Spot each line that carries the word "color"; copy those lines.

# start of INPUT RECORDS

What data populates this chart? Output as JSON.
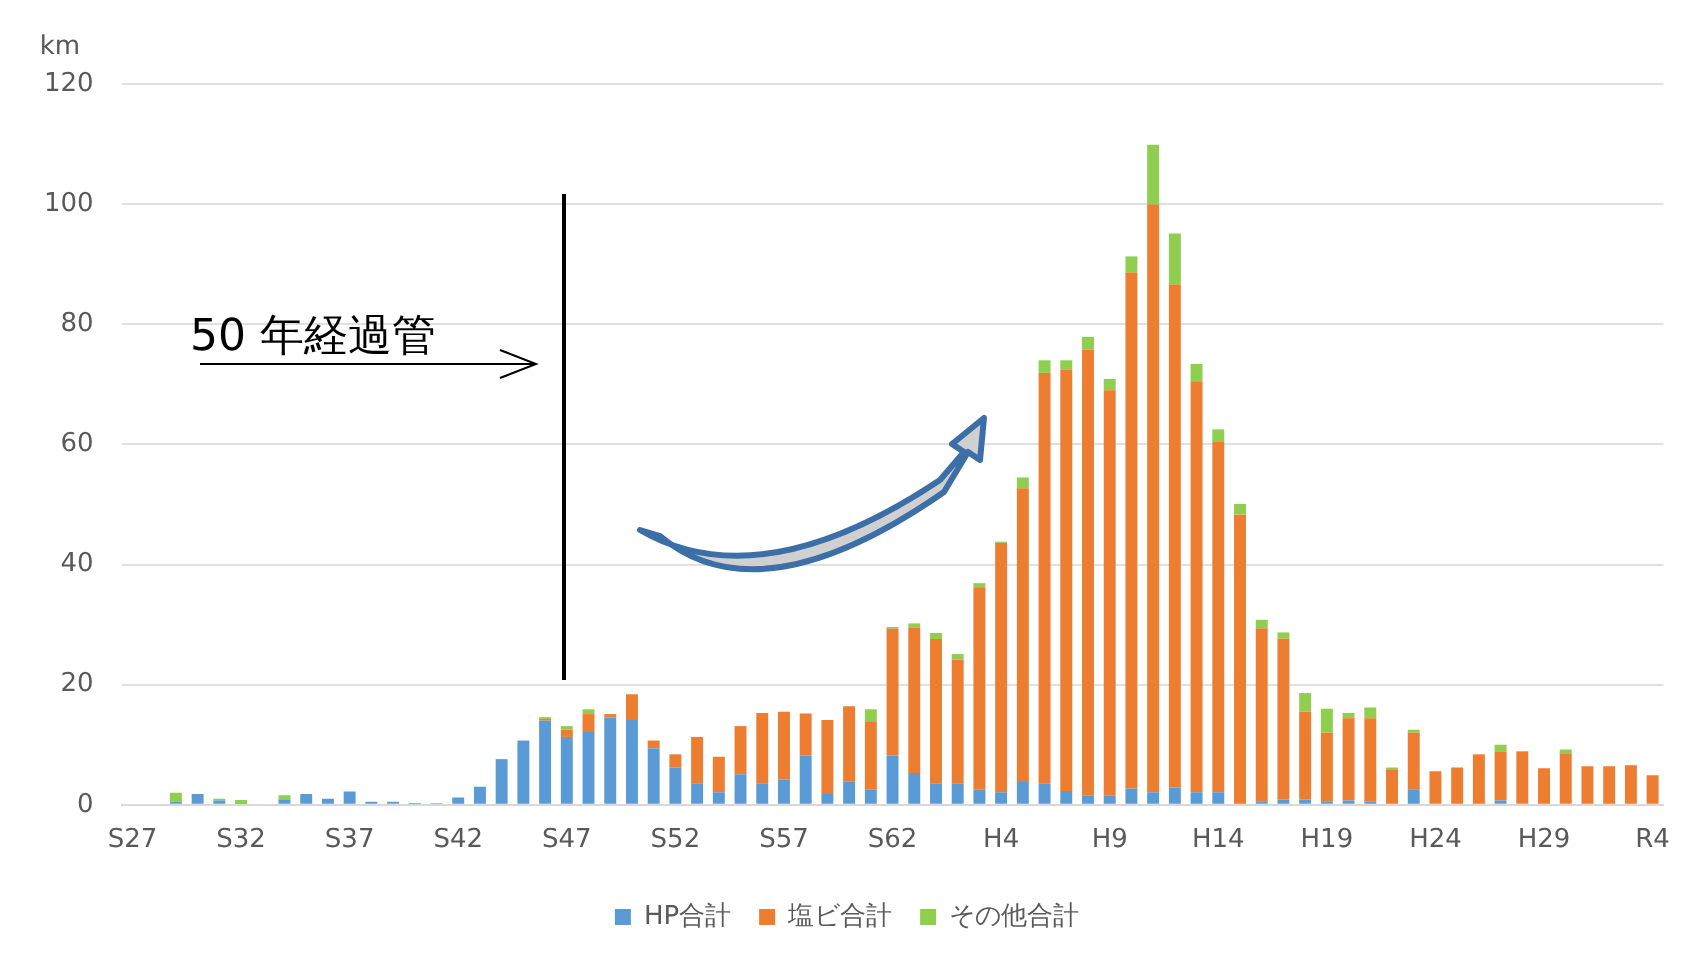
{
  "chart_data": {
    "type": "bar",
    "stacked": true,
    "ylabel": "km",
    "categories": [
      "S27",
      null,
      null,
      null,
      null,
      "S32",
      null,
      null,
      null,
      null,
      "S37",
      null,
      null,
      null,
      null,
      "S42",
      null,
      null,
      null,
      null,
      "S47",
      null,
      null,
      null,
      null,
      "S52",
      null,
      null,
      null,
      null,
      "S57",
      null,
      null,
      null,
      null,
      "S62",
      null,
      null,
      null,
      null,
      "H4",
      null,
      null,
      null,
      null,
      "H9",
      null,
      null,
      null,
      null,
      "H14",
      null,
      null,
      null,
      null,
      "H19",
      null,
      null,
      null,
      null,
      "H24",
      null,
      null,
      null,
      null,
      "H29",
      null,
      null,
      null,
      null,
      "R4"
    ],
    "series": [
      {
        "name": "HP合計",
        "color": "#5b9bd5",
        "values": [
          0,
          0,
          0.5,
          1.8,
          0.7,
          0.3,
          0,
          0.8,
          1.8,
          1,
          2.2,
          0.5,
          0.5,
          0.3,
          0,
          1.2,
          3,
          7.6,
          10.7,
          14,
          11.3,
          12.1,
          14.5,
          14.1,
          9.4,
          6.2,
          3.6,
          2.1,
          5.1,
          3.6,
          4.2,
          8.2,
          1.8,
          3.9,
          2.5,
          8.2,
          5.3,
          3.6,
          3.6,
          2.5,
          2.1,
          3.8,
          3.5,
          2.3,
          1.5,
          1.5,
          2.7,
          2.1,
          2.9,
          2.1,
          2.1,
          0.3,
          0.6,
          0.9,
          0.9,
          0.6,
          0.7,
          0.5,
          0,
          2.6,
          0,
          0,
          0,
          0.7,
          0,
          0,
          0,
          0,
          0,
          0,
          0
        ]
      },
      {
        "name": "塩ビ合計",
        "color": "#ed7d31",
        "values": [
          0,
          0,
          0,
          0,
          0,
          0,
          0,
          0,
          0,
          0,
          0,
          0,
          0,
          0,
          0,
          0,
          0,
          0,
          0,
          0.3,
          1.2,
          3,
          0.6,
          4.3,
          1.3,
          2.2,
          7.7,
          5.9,
          8,
          11.7,
          11.3,
          7,
          12.3,
          12.5,
          11.4,
          21.1,
          24.2,
          24,
          20.6,
          33.7,
          41.5,
          48.9,
          68.4,
          70.1,
          74.3,
          67.5,
          85.9,
          97.9,
          83.7,
          68.4,
          58.3,
          48,
          28.8,
          26.8,
          14.6,
          11.4,
          13.7,
          13.9,
          5.9,
          9.4,
          5.6,
          6.2,
          8.4,
          8.2,
          8.9,
          6.1,
          8.6,
          6.4,
          6.4,
          6.6,
          4.9
        ]
      },
      {
        "name": "その他合計",
        "color": "#8fce4f",
        "values": [
          0,
          0,
          1.5,
          0,
          0.3,
          0.5,
          0,
          0.8,
          0,
          0,
          0,
          0,
          0,
          0,
          0.3,
          0,
          0,
          0,
          0,
          0.3,
          0.6,
          0.8,
          0,
          0,
          0,
          0,
          0,
          0,
          0,
          0,
          0,
          0,
          0,
          0,
          2,
          0.3,
          0.7,
          1,
          0.9,
          0.7,
          0.2,
          1.8,
          2.1,
          1.6,
          2.1,
          1.9,
          2.7,
          9.9,
          8.5,
          2.9,
          2.1,
          1.8,
          1.4,
          1,
          3.1,
          4,
          0.9,
          1.8,
          0.3,
          0.5,
          0,
          0,
          0,
          1.1,
          0,
          0,
          0.6,
          0,
          0,
          0,
          0
        ]
      }
    ],
    "ylim": [
      0,
      120
    ],
    "yticks": [
      0,
      20,
      40,
      60,
      80,
      100,
      120
    ],
    "grid": "y",
    "legend": "bottom",
    "annotations": [
      "50 年経過管"
    ]
  }
}
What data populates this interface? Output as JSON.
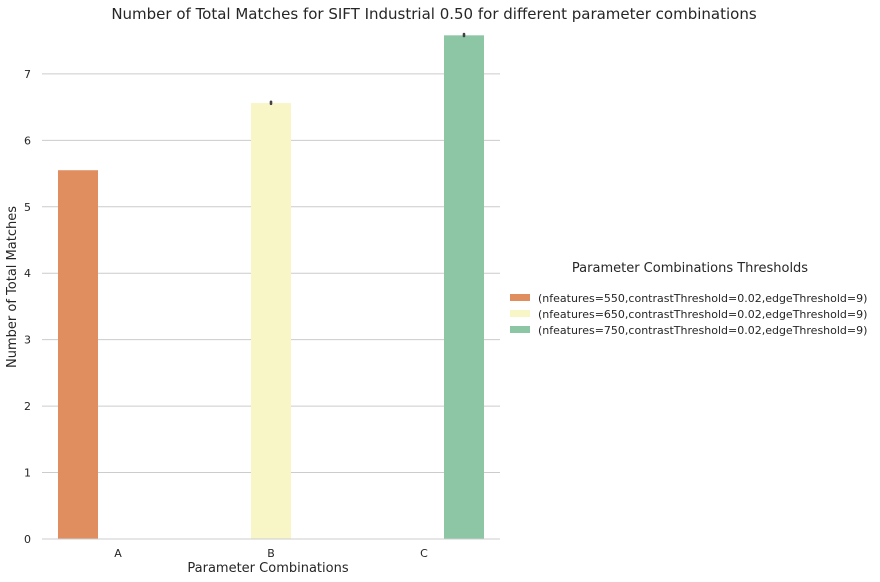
{
  "chart_data": {
    "type": "bar",
    "title": "Number of Total Matches for SIFT Industrial 0.50 for different parameter combinations",
    "xlabel": "Parameter Combinations",
    "ylabel": "Number of Total Matches",
    "categories": [
      "A",
      "B",
      "C"
    ],
    "ylim": [
      0,
      7.6
    ],
    "yticks": [
      0,
      1,
      2,
      3,
      4,
      5,
      6,
      7
    ],
    "grid": "y",
    "legend": {
      "title": "Parameter Combinations Thresholds",
      "placement": "right"
    },
    "series": [
      {
        "name": "(nfeatures=550,contrastThreshold=0.02,edgeThreshold=9)",
        "values": [
          5.55,
          null,
          null
        ],
        "color": "#e08e5f",
        "error": null
      },
      {
        "name": "(nfeatures=650,contrastThreshold=0.02,edgeThreshold=9)",
        "values": [
          null,
          6.56,
          null
        ],
        "color": "#f8f6c6",
        "error": [
          6.55,
          6.58
        ]
      },
      {
        "name": "(nfeatures=750,contrastThreshold=0.02,edgeThreshold=9)",
        "values": [
          null,
          null,
          7.58
        ],
        "color": "#8cc6a5",
        "error": [
          7.57,
          7.6
        ]
      }
    ]
  }
}
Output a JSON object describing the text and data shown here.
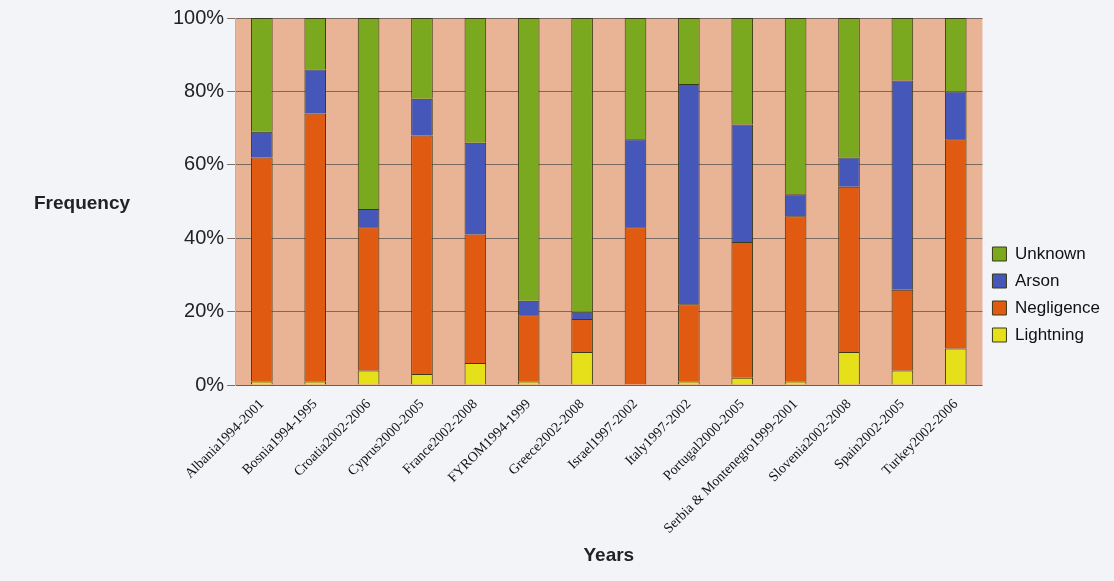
{
  "chart_data": {
    "type": "bar",
    "stacked": true,
    "xlabel": "Years",
    "ylabel": "Frequency",
    "categories": [
      "Albania1994-2001",
      "Bosnia1994-1995",
      "Croatia2002-2006",
      "Cyprus2000-2005",
      "France2002-2008",
      "FYROM1994-1999",
      "Greece2002-2008",
      "Israel1997-2002",
      "Italy1997-2002",
      "Portugal2000-2005",
      "Serbia & Montenegro1999-2001",
      "Slovenia2002-2008",
      "Spain2002-2005",
      "Turkey2002-2006"
    ],
    "series": [
      {
        "name": "Lightning",
        "color": "#e6e01a",
        "values": [
          1,
          1,
          4,
          3,
          6,
          1,
          9,
          0,
          1,
          2,
          1,
          9,
          4,
          10
        ]
      },
      {
        "name": "Negligence",
        "color": "#e05a12",
        "values": [
          61,
          73,
          39,
          65,
          35,
          18,
          9,
          43,
          21,
          37,
          45,
          45,
          22,
          57
        ]
      },
      {
        "name": "Arson",
        "color": "#4557b8",
        "values": [
          7,
          12,
          5,
          10,
          25,
          4,
          2,
          24,
          60,
          32,
          6,
          8,
          57,
          13
        ]
      },
      {
        "name": "Unknown",
        "color": "#7aa81e",
        "values": [
          31,
          14,
          52,
          22,
          34,
          77,
          80,
          33,
          18,
          29,
          48,
          38,
          17,
          20
        ]
      }
    ],
    "ylim": [
      0,
      100
    ],
    "yticks": [
      {
        "value": 0,
        "label": "0%"
      },
      {
        "value": 20,
        "label": "20%"
      },
      {
        "value": 40,
        "label": "40%"
      },
      {
        "value": 60,
        "label": "60%"
      },
      {
        "value": 80,
        "label": "80%"
      },
      {
        "value": 100,
        "label": "100%"
      }
    ],
    "grid": "y",
    "legend": "right"
  }
}
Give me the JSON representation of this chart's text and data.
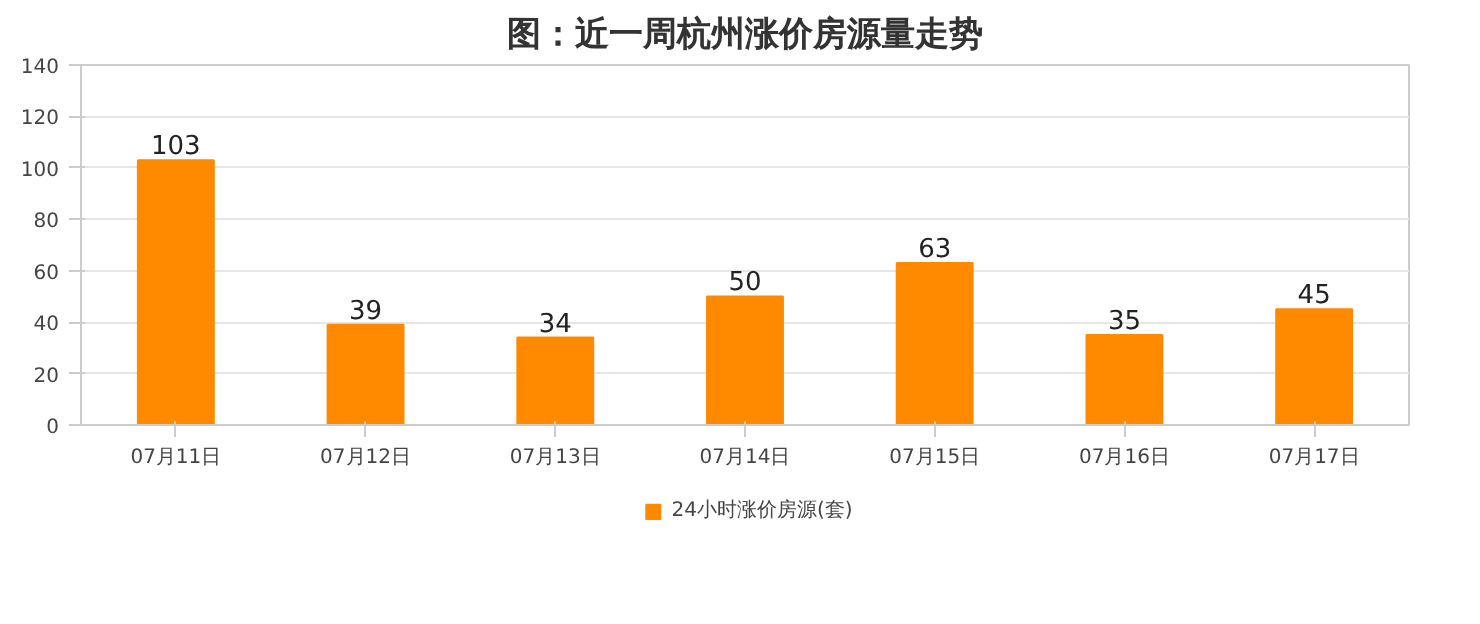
{
  "chart_data": {
    "type": "bar",
    "title": "图：近一周杭州涨价房源量走势",
    "categories": [
      "07月11日",
      "07月12日",
      "07月13日",
      "07月14日",
      "07月15日",
      "07月16日",
      "07月17日"
    ],
    "series": [
      {
        "name": "24小时涨价房源(套)",
        "color": "#ff8a00",
        "values": [
          103,
          39,
          34,
          50,
          63,
          35,
          45
        ]
      }
    ],
    "ylim": [
      0,
      140
    ],
    "yticks": [
      0,
      20,
      40,
      60,
      80,
      100,
      120,
      140
    ],
    "grid": "y",
    "legend": "bottom",
    "data_labels": true
  }
}
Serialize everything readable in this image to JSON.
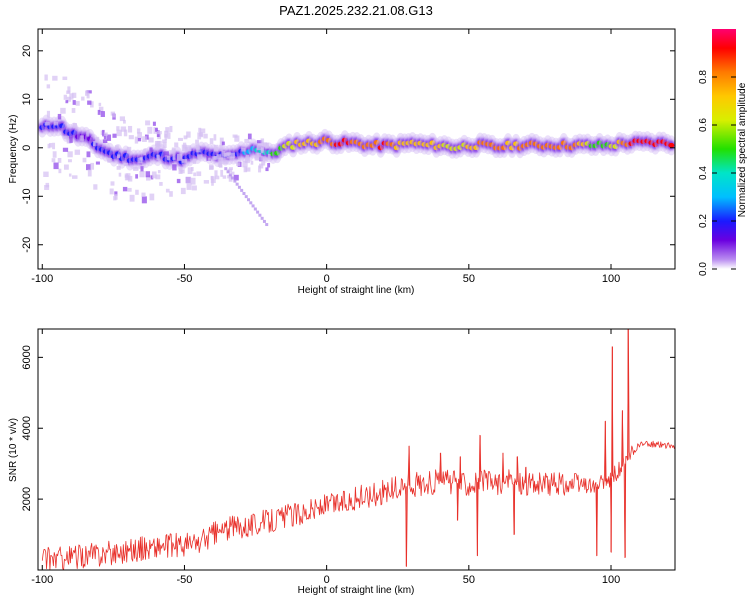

# end of INPUT RECORDS

**RESULT**
        "color": "#5b9bd5",
        "color": "#ed7d31",
        "color": "#8fce4f",
        "color": "#e08e5f",
        "color": "#f8f6c6",
        "color": "#8cc6a5",
        "color": "#e6e01a",
        "color": "#e05a12",
        "color": "#4557b8",
        "color": "#7aa81e",
        "color": "#ff8a00",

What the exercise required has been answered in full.